Aim of the exercise: For the data below, work out how many lines contain the word "document" and supply only that number.

[Collected data]
▼▼▼

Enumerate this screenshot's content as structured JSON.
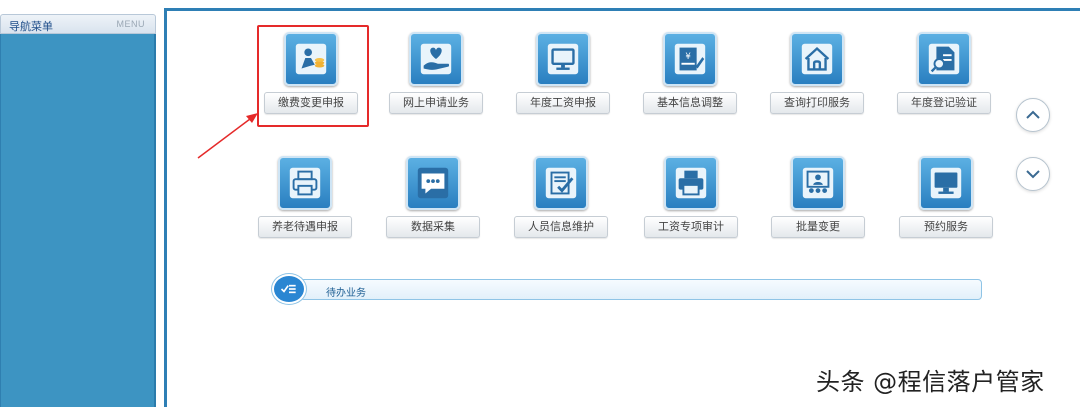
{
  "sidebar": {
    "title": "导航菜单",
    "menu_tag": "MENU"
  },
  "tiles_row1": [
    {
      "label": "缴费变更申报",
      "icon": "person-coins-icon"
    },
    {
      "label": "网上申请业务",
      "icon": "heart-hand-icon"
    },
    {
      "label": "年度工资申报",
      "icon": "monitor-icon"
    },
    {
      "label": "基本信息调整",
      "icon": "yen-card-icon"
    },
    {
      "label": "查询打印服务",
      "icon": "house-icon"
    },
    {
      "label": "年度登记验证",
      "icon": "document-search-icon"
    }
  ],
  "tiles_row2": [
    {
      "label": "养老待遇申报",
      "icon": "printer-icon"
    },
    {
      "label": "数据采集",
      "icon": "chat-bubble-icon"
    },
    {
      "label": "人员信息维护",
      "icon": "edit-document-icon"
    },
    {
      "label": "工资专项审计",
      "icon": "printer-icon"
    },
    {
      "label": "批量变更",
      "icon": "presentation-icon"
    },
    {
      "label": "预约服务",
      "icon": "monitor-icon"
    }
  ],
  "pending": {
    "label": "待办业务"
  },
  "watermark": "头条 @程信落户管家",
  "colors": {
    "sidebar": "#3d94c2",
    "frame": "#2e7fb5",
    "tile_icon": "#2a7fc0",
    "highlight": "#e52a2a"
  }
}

▲▲▲
▼▼▼

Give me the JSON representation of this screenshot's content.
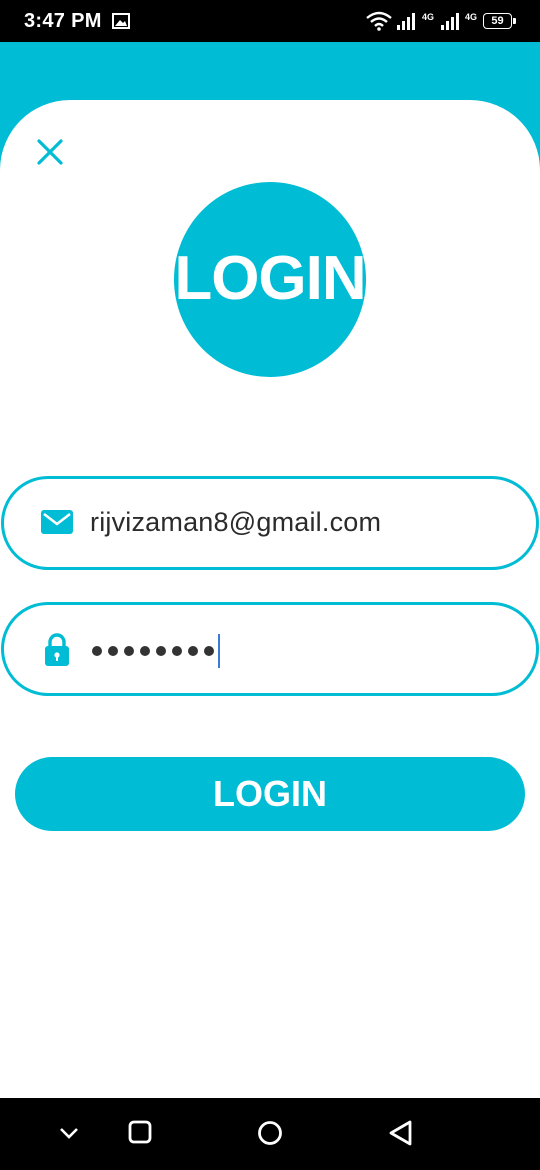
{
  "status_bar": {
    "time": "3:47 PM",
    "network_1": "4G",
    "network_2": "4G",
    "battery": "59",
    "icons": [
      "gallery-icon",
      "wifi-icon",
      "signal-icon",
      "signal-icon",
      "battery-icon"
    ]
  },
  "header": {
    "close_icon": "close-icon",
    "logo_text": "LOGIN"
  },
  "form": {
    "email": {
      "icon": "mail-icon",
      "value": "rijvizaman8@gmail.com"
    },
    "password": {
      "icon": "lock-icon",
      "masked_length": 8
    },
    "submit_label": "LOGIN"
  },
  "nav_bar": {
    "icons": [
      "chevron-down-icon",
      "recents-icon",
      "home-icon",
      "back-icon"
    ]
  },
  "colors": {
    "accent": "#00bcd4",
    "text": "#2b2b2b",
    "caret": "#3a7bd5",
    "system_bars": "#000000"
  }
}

▲▲▲

Exercise answer: 2